* [The task]: Filter the records for lines holding the string "называют".

━━━━━━

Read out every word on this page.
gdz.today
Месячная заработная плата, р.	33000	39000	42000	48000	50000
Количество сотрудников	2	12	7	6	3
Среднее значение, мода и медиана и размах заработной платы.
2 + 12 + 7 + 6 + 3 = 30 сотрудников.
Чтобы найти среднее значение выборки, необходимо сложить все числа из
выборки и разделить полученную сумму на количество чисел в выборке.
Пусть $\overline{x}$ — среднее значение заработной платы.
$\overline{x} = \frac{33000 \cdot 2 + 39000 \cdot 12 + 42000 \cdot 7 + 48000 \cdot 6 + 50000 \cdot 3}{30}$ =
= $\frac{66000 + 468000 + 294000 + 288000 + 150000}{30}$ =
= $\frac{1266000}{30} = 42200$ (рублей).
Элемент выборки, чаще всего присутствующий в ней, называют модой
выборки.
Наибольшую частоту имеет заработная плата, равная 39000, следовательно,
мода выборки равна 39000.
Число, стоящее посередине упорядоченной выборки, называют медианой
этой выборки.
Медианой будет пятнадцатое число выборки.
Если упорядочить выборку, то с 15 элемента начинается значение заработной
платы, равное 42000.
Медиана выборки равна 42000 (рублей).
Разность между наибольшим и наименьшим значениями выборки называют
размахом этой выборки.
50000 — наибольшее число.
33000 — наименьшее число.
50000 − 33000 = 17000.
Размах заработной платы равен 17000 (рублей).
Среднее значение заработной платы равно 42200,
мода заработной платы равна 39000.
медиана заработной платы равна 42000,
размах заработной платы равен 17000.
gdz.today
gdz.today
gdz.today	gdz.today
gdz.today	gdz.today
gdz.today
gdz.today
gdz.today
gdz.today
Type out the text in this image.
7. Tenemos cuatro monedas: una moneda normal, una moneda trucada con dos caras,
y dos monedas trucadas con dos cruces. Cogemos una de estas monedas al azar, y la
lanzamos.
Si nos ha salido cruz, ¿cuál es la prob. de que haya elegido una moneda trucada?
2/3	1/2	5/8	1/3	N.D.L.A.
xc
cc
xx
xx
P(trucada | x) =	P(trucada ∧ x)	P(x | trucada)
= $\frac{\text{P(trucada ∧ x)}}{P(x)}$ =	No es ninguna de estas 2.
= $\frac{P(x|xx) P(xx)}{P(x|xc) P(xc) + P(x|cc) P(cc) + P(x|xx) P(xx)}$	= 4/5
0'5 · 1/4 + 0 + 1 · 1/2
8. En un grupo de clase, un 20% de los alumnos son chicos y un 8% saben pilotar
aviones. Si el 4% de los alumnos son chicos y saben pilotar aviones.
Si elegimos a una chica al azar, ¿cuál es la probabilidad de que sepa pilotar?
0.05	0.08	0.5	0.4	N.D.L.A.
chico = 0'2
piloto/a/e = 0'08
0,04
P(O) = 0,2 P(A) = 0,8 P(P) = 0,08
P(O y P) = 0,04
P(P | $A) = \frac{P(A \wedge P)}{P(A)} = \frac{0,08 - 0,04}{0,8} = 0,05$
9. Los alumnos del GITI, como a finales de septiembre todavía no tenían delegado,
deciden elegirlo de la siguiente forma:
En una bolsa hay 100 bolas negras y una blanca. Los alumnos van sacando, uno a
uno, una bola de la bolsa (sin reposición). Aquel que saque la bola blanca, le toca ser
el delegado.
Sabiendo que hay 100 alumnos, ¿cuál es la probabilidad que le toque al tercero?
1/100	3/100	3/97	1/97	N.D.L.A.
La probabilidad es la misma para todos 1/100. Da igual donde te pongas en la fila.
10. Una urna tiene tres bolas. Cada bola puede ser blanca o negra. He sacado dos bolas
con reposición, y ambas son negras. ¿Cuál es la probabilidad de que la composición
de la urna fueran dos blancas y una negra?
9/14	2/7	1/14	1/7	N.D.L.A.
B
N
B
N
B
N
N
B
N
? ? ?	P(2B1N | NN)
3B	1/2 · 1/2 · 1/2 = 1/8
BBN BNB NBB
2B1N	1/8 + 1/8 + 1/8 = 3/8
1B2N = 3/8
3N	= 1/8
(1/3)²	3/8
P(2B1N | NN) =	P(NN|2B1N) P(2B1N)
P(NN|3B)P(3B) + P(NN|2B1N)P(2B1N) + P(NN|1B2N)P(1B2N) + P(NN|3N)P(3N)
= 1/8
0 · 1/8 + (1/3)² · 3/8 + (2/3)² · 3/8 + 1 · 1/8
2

━━━━━━

* [Written answer]:
Элемент выборки, чаще всего присутствующий в ней, называют модой
Число, стоящее посередине упорядоченной выборки, называют медианой
Разность между наибольшим и наименьшим значениями выборки называют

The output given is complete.